START Material

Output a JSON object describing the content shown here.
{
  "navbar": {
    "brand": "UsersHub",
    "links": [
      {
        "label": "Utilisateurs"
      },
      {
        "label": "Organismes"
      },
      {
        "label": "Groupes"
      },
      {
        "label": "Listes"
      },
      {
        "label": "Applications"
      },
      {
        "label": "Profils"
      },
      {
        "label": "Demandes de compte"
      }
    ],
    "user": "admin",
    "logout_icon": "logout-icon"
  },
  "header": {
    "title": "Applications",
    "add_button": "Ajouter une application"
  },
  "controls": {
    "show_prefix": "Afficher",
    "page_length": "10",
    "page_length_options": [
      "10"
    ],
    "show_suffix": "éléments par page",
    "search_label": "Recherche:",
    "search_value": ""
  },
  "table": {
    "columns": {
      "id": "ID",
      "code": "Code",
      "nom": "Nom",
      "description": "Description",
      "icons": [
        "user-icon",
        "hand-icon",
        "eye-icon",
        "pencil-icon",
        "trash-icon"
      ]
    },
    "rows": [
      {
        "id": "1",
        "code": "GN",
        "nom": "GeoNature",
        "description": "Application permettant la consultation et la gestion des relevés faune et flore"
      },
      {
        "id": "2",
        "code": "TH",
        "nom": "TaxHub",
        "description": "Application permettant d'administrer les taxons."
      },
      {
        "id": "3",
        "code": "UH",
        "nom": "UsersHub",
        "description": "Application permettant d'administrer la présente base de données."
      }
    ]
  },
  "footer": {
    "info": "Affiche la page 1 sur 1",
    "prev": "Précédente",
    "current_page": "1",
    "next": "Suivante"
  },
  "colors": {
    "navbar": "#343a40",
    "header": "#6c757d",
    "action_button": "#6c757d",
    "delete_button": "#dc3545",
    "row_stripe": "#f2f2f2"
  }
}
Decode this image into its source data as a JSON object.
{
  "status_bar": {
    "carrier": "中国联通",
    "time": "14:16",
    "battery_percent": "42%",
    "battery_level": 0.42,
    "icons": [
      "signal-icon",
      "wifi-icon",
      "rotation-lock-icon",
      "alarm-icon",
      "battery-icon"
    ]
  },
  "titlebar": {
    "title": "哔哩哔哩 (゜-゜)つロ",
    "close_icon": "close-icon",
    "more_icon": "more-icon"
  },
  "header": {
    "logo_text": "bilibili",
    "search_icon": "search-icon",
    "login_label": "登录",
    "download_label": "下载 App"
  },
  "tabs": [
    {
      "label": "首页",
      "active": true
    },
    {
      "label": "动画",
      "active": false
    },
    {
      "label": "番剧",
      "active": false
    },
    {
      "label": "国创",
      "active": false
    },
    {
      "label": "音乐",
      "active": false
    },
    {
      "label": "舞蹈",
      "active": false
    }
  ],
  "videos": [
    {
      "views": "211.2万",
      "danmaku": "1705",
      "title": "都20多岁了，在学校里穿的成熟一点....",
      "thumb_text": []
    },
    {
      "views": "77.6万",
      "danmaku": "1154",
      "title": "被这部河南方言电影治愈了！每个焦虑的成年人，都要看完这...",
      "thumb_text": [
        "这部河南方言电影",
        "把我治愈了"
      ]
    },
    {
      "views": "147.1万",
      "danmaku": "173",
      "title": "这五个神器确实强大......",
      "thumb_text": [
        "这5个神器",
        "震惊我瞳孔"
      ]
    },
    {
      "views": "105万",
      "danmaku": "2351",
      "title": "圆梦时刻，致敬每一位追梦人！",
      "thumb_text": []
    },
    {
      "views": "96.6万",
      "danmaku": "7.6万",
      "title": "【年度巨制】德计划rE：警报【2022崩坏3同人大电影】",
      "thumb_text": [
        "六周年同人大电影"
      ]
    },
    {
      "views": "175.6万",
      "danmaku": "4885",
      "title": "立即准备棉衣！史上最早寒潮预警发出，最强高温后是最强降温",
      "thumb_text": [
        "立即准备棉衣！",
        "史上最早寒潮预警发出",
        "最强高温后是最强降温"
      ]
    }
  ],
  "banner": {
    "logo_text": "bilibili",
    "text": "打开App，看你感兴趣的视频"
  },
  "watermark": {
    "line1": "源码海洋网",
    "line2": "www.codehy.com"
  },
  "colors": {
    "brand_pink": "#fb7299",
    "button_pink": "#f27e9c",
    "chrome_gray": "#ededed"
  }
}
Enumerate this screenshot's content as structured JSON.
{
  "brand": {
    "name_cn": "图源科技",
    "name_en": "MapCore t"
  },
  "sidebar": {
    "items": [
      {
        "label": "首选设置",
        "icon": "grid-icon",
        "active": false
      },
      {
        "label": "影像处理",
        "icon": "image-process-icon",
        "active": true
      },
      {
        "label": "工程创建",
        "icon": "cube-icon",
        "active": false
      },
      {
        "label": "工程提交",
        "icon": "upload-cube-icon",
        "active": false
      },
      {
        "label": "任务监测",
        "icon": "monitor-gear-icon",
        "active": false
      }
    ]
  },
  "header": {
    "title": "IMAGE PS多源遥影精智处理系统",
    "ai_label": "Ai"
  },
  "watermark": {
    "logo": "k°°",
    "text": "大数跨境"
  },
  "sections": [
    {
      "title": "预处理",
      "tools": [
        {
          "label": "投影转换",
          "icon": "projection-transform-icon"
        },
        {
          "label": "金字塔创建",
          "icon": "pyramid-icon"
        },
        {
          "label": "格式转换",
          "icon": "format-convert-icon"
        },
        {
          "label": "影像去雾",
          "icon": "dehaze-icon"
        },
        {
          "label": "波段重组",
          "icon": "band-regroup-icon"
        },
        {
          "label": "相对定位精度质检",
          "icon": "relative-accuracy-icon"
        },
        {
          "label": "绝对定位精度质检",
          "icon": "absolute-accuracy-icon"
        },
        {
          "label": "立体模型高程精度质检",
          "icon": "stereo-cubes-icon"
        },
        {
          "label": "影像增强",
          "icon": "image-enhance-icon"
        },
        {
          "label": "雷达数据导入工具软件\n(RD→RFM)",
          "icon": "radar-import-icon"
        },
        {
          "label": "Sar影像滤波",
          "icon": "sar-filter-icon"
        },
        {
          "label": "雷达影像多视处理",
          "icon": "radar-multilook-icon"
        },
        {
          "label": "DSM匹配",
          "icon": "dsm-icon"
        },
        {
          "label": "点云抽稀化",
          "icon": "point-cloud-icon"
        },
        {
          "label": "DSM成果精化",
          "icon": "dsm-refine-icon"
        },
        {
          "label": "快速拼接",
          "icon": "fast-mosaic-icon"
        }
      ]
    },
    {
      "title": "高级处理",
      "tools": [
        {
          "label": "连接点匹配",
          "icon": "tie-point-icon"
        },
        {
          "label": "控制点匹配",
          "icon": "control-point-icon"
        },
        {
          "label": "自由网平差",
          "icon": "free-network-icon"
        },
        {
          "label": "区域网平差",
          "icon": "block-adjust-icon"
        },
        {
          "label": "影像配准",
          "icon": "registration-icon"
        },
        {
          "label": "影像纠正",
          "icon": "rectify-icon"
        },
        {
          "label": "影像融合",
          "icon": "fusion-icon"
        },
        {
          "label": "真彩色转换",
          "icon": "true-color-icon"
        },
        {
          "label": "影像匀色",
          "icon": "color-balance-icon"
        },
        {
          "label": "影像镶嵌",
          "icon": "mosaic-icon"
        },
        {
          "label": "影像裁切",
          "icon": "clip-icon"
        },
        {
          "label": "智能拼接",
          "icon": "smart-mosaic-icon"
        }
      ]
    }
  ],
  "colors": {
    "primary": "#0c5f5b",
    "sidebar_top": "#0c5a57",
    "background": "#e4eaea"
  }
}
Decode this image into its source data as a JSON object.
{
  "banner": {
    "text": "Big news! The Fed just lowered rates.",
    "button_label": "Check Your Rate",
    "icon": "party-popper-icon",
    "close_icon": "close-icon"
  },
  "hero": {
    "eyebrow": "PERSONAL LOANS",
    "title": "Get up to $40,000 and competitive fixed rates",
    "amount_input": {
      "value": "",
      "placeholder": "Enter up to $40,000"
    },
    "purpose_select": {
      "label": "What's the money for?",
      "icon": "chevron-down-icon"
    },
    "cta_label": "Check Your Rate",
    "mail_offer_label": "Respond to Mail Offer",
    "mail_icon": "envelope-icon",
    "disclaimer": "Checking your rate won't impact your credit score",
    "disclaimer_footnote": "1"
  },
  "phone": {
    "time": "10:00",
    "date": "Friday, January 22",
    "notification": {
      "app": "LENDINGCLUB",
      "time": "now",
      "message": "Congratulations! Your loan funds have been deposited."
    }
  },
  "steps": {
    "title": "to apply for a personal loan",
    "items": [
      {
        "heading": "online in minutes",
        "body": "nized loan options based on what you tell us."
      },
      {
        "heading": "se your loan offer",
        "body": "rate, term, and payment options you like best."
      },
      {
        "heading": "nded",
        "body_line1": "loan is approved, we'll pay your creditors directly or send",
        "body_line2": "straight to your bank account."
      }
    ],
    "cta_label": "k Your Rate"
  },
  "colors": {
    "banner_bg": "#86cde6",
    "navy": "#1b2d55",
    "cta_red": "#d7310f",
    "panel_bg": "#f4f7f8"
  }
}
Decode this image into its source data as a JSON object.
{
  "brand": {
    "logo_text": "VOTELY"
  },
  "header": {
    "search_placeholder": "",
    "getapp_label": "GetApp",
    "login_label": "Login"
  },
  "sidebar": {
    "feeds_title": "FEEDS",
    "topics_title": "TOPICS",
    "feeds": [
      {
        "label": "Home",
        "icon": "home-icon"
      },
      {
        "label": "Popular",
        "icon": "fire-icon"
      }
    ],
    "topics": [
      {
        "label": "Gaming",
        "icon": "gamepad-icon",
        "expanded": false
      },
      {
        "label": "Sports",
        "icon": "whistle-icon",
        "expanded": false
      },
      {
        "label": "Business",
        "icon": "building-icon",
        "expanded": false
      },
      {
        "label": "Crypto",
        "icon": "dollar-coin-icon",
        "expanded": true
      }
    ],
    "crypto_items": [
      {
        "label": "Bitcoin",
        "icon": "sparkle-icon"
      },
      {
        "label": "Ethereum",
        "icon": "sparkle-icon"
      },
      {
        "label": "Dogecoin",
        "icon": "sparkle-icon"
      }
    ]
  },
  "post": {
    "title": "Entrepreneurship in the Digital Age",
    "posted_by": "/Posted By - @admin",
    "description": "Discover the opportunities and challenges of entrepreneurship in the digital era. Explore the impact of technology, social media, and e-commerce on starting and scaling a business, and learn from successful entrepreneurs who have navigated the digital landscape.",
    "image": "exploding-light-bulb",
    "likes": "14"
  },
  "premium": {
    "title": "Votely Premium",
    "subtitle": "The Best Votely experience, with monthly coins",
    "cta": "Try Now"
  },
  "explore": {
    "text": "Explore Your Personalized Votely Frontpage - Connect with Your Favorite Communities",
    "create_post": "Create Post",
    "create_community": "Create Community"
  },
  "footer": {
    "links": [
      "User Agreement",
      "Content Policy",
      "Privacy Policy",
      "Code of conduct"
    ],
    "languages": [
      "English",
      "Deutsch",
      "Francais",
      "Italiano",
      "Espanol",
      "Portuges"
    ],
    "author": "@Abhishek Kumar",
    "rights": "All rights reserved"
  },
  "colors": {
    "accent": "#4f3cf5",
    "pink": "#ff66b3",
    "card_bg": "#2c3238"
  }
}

END Material

__Challenge__. Pick out every line with the string "administrer" and copy it.

__Response__.
        "description": "Application permettant d'administrer les taxons."
        "description": "Application permettant d'administrer la présente base de données."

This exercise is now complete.